발췌문에서 "axes = axes.flatten()" 문구가 들어 있는 곳에서 시작해 "ax.barh(top_features, weights, height=0.7)" 문구로 끝나는 부분을 다시 적으시오. 그 부분에 나오는 "weights" 표현은 모두 "scores" 표현으로 바꾸어 쓰시오.

**선택 발췌문**
※

## 라이브러리 로드

In [None]:
# !pip install koreanize-matplotlib

In [None]:
# 필요 라이브러리를 로드합니다.
import pandas as pd
import numpy as np
import seaborn as sns
import matplotlib.pyplot as plt
import koreanize_matplotlib

## 데이터 로드
* [KLUE Benchmark](https://klue-benchmark.com/)

In [None]:
# read_json 으로 url 데이터 불러오기
url = "https://raw.githubusercontent.com/KLUE-benchmark/KLUE/main/klue_benchmark/ynat-v1.1/ynat-v1.1_train.json"
df = pd.read_json(url)
df.shape

In [None]:
df.head()

In [None]:
df = df[df["label"] == "생활문화"]
df.shape

## TF-IDF

In [None]:
from sklearn.feature_extraction.text import TfidfVectorizer
tfidfvect = TfidfVectorizer()
tfidfvect

In [None]:
dtm_tfidf = tfidfvect.fit_transform(df["title"].dropna())
dtm_tfidf

In [None]:
df_dtm = pd.DataFrame(dtm_tfidf.toarray(), columns=tfidfvect.get_feature_names_out())
df_dtm.sum().nlargest(50).plot.bar(figsize=(15, 4))

## LDA 토픽모델링

In [None]:
# 주제별로 상위 키워드를 막대그래프로 시각화합니다.
def plot_top_words(model, feature_names, n_top_words, title):
    fig, axes = plt.subplots(1, 5, figsize=(30, 15), sharex=True)
    axes = axes.flatten()
    for topic_idx, topic in enumerate(model.components_):
        # 역순 정렬
        top_features_ind = topic.argsort()[: -n_top_words - 1 : -1]
        top_features = [feature_names[i] for i in top_features_ind]
        weights = topic[top_features_ind]

        ax = axes[topic_idx]
        ax.barh(top_features, weights, height=0.7)

※

**자료 발췌**
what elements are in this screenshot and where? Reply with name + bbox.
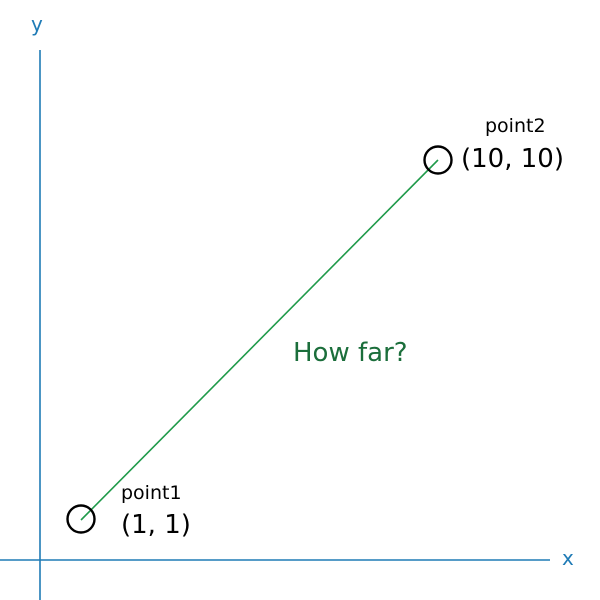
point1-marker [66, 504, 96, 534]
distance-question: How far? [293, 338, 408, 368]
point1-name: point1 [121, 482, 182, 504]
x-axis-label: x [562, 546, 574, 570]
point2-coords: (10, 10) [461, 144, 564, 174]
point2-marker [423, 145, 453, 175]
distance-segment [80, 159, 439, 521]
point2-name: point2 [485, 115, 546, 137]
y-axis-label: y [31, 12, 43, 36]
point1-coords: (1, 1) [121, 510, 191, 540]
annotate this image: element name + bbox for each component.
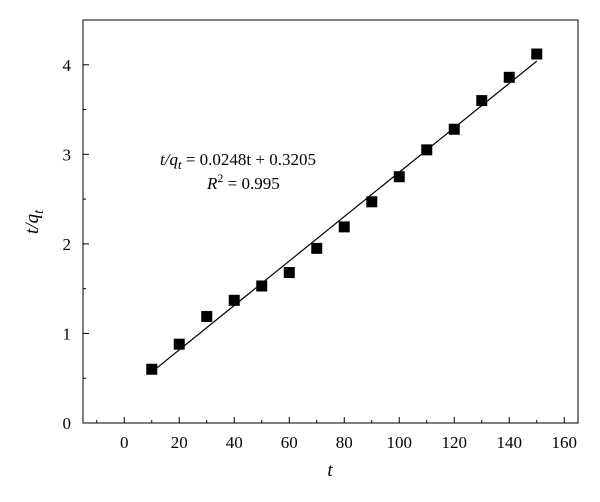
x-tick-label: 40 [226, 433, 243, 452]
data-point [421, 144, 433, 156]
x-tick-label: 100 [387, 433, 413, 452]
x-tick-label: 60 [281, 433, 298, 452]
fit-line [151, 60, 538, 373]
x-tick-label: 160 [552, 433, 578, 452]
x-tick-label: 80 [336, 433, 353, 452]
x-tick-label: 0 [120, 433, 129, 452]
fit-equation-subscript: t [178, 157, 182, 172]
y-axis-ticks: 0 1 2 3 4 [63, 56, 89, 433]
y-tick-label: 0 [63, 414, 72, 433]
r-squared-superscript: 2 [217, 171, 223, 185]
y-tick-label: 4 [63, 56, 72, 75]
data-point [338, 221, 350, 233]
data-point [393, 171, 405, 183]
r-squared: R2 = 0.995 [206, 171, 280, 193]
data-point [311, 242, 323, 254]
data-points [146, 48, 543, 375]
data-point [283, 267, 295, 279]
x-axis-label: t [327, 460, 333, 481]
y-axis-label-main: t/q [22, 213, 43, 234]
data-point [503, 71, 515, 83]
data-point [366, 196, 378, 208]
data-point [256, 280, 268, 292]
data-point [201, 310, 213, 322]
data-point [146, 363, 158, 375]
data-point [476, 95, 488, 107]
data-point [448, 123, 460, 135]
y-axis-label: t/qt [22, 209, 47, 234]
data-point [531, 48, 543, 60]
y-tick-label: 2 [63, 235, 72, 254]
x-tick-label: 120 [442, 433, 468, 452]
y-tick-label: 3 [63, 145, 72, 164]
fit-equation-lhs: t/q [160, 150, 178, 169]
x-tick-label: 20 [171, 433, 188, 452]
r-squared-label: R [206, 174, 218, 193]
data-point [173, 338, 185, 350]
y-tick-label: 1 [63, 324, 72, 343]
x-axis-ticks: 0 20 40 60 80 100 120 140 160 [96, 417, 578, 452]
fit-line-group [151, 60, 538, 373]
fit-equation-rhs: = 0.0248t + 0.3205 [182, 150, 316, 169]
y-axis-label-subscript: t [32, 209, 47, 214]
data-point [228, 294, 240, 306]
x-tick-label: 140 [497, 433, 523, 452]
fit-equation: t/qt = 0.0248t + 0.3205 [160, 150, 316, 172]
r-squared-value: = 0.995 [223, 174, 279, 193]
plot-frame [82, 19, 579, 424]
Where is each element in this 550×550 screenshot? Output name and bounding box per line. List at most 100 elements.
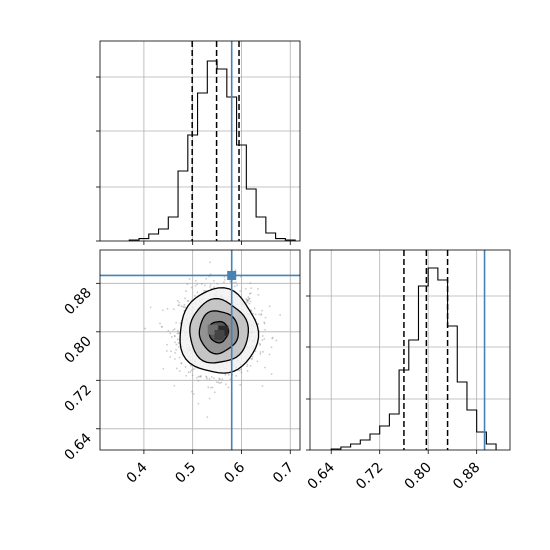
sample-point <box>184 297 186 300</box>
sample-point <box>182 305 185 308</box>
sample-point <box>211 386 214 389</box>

※

**문제 풀이**
axes = axes.flatten()
    for topic_idx, topic in enumerate(model.components_):
        # 역순 정렬
        top_features_ind = topic.argsort()[: -n_top_words - 1 : -1]
        top_features = [feature_names[i] for i in top_features_ind]
        scores = topic[top_features_ind]

        ax = axes[topic_idx]
        ax.barh(top_features, scores, height=0.7)